THE PROBLEM ->
Find the lines holding the word "April" and collect them.

-- Begin TASK INPUTS --

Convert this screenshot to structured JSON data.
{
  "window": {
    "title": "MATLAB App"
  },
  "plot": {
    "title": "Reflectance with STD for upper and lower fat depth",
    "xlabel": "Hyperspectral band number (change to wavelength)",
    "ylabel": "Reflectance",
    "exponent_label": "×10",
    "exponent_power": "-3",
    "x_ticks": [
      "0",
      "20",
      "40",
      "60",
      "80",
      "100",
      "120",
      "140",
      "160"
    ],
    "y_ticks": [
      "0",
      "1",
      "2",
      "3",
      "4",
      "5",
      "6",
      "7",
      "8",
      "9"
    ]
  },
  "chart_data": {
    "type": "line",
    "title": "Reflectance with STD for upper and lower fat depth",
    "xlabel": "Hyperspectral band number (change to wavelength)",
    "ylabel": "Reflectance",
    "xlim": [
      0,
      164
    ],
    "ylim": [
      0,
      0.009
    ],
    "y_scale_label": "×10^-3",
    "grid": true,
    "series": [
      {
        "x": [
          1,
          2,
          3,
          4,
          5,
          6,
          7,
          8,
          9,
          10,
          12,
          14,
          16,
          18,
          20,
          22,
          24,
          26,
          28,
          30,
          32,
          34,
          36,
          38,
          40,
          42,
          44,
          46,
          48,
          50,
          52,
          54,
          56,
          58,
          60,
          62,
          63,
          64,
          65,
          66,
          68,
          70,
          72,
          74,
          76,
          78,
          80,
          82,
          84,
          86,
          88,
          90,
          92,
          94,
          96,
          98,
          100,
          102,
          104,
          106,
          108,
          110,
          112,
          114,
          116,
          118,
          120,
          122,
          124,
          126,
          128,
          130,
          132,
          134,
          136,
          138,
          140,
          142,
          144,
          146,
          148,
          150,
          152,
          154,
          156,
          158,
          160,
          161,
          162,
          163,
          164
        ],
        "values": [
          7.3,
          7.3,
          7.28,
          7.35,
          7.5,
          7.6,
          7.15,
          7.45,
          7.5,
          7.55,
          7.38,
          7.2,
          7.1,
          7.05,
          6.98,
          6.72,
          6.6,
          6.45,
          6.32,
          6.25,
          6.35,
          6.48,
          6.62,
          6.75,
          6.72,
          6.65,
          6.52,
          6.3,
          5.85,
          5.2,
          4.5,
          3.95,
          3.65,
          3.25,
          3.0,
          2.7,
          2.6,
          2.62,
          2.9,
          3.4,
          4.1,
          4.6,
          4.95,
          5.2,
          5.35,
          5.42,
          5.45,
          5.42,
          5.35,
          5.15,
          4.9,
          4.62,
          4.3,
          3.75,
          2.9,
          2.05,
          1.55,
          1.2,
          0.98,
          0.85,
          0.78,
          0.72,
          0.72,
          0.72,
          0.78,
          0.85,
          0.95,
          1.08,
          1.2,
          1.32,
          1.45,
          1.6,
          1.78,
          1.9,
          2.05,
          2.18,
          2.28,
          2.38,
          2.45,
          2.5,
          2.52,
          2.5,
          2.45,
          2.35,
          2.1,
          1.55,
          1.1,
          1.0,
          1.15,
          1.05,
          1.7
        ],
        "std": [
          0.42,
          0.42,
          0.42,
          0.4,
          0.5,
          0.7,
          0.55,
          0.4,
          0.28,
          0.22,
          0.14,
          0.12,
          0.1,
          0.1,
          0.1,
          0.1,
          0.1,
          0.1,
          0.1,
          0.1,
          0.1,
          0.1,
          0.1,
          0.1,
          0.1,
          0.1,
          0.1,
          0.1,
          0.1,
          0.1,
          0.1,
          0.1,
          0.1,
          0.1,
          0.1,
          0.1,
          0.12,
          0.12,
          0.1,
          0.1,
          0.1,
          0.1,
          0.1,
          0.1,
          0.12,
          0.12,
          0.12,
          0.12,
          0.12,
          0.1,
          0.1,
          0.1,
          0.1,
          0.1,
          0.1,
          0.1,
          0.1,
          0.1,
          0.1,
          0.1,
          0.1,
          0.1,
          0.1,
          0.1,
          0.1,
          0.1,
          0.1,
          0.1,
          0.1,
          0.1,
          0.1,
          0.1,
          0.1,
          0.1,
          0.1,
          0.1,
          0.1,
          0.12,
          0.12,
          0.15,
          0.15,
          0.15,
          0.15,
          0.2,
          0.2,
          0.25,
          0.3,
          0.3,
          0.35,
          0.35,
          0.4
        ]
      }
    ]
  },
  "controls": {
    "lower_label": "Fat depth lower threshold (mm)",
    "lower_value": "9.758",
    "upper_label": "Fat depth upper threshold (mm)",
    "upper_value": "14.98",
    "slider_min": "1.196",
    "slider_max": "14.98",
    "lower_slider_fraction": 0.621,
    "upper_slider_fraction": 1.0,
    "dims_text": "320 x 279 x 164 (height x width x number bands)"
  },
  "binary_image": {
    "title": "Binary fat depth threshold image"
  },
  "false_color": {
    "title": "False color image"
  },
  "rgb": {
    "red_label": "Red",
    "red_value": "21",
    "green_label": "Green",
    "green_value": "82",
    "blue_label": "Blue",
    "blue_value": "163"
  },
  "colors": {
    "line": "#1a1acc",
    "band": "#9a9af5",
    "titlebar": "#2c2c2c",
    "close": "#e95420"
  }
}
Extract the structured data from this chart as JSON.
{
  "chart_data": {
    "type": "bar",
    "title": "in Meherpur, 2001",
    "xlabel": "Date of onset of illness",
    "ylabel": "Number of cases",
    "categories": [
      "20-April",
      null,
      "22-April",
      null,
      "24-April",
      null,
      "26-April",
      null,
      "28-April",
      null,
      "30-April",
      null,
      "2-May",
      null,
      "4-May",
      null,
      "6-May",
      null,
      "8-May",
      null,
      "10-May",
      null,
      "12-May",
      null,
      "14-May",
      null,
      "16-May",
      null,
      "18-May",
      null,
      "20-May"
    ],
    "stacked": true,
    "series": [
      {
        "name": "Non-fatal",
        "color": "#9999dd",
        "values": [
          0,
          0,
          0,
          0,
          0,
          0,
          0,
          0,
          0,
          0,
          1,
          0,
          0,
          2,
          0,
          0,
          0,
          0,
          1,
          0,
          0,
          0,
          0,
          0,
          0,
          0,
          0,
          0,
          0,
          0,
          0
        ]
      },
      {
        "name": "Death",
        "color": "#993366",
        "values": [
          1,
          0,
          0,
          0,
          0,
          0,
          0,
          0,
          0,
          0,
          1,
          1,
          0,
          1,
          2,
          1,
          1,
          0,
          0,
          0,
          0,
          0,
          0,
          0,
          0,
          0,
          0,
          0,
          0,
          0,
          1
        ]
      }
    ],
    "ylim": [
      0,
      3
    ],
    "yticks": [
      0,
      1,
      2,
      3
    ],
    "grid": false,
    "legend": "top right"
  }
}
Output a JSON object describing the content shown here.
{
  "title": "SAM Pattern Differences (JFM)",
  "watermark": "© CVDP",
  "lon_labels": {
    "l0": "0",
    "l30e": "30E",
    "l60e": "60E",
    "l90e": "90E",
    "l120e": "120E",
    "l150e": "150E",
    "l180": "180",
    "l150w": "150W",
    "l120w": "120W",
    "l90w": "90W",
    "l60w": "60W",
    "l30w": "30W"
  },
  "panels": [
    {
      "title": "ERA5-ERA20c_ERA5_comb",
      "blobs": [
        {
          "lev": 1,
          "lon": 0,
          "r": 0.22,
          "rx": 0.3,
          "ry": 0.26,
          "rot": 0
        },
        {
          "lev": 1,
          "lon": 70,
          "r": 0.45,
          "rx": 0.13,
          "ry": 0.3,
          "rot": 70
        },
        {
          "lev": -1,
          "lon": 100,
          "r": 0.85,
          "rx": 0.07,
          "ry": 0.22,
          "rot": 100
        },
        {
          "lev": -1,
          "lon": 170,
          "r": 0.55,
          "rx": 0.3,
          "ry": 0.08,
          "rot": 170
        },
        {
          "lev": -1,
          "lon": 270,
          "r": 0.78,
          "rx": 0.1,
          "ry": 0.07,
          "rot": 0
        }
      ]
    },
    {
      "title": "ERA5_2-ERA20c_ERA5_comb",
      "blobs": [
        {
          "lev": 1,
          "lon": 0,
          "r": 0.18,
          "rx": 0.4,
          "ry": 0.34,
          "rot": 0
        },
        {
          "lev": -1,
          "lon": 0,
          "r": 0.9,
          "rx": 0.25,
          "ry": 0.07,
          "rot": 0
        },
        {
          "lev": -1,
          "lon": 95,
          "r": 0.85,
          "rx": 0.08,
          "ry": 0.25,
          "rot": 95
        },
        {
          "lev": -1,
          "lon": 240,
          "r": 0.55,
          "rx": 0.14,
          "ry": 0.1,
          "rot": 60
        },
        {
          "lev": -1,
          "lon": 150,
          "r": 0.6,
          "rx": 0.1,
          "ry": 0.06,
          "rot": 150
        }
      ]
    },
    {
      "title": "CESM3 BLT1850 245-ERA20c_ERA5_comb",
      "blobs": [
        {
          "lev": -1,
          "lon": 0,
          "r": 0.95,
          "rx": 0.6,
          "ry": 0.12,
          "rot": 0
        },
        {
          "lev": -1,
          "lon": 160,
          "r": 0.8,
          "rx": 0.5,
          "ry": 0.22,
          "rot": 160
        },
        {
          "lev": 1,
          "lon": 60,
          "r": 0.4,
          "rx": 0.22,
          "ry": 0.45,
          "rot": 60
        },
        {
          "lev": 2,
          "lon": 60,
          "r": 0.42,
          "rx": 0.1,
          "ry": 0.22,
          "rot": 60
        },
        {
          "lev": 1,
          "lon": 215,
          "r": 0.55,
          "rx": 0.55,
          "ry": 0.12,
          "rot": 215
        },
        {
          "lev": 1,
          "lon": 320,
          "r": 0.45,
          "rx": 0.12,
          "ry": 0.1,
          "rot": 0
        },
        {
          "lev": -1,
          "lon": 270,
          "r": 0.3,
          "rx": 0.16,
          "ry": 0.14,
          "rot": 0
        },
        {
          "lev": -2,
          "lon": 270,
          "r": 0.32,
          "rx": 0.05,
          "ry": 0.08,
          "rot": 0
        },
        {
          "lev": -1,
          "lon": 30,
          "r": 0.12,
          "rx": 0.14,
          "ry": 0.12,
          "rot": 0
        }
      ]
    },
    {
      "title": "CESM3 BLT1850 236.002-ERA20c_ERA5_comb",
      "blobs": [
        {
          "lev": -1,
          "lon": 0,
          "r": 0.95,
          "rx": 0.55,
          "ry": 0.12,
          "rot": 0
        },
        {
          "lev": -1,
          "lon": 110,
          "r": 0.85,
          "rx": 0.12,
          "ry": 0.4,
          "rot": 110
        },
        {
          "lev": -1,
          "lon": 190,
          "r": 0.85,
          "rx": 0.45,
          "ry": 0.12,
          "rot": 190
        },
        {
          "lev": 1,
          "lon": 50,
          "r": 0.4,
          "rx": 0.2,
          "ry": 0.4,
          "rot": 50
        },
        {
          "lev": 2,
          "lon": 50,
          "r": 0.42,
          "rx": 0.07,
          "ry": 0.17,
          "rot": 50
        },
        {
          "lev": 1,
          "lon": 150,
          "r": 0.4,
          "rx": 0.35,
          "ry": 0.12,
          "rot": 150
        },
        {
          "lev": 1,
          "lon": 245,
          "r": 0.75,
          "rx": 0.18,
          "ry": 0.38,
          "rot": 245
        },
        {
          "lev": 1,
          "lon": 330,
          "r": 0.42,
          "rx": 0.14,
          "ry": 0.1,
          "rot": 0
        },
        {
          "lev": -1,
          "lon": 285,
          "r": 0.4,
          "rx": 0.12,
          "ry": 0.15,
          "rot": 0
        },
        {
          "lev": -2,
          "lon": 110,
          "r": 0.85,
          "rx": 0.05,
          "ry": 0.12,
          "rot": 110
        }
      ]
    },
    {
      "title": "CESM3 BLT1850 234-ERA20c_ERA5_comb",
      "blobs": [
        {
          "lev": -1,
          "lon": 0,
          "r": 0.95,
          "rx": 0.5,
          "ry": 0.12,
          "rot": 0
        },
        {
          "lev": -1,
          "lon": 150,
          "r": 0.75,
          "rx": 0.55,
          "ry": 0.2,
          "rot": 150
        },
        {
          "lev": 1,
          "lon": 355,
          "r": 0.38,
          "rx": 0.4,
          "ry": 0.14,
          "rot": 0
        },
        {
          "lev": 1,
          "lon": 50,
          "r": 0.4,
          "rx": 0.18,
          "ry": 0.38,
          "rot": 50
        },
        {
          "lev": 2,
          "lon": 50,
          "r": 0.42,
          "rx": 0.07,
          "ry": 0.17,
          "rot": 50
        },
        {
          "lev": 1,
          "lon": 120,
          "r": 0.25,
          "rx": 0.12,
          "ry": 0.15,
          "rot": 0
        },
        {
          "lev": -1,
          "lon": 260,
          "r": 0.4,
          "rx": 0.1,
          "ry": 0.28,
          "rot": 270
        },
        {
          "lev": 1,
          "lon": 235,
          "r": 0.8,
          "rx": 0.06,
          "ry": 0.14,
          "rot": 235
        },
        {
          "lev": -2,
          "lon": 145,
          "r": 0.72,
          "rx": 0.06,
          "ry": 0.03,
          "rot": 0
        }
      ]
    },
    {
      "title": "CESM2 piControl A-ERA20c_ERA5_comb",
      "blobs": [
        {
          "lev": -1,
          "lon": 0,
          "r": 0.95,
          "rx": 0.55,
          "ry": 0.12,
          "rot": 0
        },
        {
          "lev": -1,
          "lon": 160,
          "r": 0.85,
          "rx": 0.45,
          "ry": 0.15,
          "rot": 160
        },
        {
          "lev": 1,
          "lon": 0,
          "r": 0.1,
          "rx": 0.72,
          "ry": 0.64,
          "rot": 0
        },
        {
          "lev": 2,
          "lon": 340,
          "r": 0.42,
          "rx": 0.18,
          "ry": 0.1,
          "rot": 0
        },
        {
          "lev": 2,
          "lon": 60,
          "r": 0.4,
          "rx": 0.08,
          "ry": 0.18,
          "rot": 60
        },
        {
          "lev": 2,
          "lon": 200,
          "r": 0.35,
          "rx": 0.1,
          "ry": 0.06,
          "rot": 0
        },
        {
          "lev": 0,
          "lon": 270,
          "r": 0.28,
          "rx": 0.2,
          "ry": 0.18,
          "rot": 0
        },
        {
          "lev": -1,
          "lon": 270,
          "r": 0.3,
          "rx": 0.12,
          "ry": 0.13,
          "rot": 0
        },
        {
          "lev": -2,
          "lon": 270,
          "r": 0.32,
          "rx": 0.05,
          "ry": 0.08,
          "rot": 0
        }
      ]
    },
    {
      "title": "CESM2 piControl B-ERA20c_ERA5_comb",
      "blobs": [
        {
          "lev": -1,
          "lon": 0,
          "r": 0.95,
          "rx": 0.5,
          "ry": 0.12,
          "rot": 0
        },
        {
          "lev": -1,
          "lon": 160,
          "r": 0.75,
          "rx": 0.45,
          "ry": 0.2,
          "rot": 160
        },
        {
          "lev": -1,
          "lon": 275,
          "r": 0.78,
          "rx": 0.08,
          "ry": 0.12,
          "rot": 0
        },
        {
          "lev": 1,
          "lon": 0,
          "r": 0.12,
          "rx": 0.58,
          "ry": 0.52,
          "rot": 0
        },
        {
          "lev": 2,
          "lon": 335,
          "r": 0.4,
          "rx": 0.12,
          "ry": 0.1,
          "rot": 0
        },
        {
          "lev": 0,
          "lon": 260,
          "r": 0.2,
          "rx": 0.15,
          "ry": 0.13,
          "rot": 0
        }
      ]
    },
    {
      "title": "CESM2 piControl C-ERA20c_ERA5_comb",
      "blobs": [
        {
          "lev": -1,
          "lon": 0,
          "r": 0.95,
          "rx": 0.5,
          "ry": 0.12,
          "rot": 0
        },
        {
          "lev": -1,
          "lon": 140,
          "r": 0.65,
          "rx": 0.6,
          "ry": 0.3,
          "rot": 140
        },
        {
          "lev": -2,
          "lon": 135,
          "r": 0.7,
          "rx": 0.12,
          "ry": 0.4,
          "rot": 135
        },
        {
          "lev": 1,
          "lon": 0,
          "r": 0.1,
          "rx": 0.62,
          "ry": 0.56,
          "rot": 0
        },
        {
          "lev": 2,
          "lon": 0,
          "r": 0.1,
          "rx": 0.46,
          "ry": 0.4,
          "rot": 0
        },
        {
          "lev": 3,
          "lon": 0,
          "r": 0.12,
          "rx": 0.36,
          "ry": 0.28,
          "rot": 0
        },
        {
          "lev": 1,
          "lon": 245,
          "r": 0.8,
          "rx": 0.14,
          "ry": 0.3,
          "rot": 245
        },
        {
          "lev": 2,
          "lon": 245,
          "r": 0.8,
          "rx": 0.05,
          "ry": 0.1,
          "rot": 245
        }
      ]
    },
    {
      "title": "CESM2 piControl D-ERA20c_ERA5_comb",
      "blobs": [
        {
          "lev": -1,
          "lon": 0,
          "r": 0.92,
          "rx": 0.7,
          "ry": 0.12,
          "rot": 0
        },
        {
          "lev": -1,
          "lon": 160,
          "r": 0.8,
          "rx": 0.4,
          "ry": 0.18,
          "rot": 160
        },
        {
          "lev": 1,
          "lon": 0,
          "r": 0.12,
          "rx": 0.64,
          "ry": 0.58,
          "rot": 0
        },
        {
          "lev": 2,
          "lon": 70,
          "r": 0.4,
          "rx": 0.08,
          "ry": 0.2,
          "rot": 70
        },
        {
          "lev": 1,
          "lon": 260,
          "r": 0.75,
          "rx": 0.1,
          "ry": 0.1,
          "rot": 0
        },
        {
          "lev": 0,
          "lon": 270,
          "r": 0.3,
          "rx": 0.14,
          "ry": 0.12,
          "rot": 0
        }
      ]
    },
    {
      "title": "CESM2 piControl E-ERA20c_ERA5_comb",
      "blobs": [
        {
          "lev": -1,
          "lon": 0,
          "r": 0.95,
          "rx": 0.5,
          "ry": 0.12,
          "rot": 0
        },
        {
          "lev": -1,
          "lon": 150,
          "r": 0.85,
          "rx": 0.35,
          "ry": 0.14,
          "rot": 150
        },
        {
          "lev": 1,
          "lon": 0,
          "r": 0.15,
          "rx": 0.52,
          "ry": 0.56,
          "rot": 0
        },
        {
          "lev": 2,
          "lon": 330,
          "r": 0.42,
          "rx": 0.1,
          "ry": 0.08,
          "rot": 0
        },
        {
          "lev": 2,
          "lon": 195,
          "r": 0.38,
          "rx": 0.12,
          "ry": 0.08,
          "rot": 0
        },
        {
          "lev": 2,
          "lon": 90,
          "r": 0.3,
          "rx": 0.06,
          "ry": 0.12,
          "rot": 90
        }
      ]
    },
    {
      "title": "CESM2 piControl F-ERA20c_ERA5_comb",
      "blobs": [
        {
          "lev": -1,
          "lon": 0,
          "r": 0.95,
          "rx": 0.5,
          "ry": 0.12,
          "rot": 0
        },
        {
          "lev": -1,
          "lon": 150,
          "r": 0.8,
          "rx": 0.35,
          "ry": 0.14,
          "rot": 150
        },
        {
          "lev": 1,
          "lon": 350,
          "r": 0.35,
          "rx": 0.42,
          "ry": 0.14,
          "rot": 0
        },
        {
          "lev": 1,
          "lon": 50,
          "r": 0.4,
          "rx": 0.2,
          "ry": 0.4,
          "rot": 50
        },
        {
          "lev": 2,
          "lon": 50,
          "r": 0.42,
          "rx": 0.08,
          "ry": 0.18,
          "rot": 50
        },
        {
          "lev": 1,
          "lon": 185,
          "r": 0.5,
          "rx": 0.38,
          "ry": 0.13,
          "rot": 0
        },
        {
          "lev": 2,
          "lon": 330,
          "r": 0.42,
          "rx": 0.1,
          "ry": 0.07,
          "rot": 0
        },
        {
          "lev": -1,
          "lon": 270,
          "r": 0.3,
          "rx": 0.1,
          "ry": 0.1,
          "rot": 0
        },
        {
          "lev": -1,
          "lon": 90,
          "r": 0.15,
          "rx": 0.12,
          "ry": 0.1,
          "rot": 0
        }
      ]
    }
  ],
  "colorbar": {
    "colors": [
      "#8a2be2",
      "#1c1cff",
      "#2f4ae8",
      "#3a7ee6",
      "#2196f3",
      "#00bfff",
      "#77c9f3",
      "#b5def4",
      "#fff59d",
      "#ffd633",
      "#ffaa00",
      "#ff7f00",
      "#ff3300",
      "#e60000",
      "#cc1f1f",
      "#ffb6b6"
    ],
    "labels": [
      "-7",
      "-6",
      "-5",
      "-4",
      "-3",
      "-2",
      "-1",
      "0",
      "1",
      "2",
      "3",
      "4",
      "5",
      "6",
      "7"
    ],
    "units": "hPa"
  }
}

-- End TASK INPUTS --

RESULT OF THE EXERCISE ->
      "20-April",
      "22-April",
      "24-April",
      "26-April",
      "28-April",
      "30-April",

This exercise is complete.